-- start Recorded data --

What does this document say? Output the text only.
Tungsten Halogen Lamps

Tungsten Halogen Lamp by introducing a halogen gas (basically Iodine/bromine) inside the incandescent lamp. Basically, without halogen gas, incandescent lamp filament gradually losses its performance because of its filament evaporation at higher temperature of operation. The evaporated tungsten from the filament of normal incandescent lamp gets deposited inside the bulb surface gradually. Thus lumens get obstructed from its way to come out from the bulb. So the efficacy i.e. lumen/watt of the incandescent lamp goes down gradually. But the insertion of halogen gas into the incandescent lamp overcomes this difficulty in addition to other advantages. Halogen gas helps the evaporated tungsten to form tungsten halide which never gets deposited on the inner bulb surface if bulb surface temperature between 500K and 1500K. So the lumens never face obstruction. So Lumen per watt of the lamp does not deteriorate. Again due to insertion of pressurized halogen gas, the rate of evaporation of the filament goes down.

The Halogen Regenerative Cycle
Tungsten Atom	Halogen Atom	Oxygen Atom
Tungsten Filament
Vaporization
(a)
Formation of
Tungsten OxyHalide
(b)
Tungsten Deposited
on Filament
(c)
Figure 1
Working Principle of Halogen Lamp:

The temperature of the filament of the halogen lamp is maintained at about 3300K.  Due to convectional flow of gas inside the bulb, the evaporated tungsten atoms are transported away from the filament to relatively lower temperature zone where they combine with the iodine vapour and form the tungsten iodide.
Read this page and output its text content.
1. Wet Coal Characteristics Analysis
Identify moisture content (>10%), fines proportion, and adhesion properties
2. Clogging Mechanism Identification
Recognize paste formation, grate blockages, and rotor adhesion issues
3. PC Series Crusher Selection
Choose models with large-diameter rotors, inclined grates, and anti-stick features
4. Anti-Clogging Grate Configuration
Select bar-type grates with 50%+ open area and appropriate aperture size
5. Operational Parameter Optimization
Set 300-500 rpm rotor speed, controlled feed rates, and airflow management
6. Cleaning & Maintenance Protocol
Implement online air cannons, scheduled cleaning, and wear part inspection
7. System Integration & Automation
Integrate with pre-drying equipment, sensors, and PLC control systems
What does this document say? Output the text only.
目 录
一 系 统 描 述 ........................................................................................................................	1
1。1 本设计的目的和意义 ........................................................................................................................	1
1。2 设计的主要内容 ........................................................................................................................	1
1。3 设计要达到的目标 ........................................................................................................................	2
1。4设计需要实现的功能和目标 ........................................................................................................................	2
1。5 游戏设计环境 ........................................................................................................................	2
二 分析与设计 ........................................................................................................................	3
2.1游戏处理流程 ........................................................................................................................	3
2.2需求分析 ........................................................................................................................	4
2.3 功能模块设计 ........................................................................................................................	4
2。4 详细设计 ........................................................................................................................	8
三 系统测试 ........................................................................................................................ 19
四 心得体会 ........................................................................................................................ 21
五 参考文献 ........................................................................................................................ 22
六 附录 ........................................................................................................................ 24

-- end Recorded data --

Using the listing, collect all lines in which the string "grates" is found.

Choose models with large-diameter rotors, inclined grates, and anti-stick features
Select bar-type grates with 50%+ open area and appropriate aperture size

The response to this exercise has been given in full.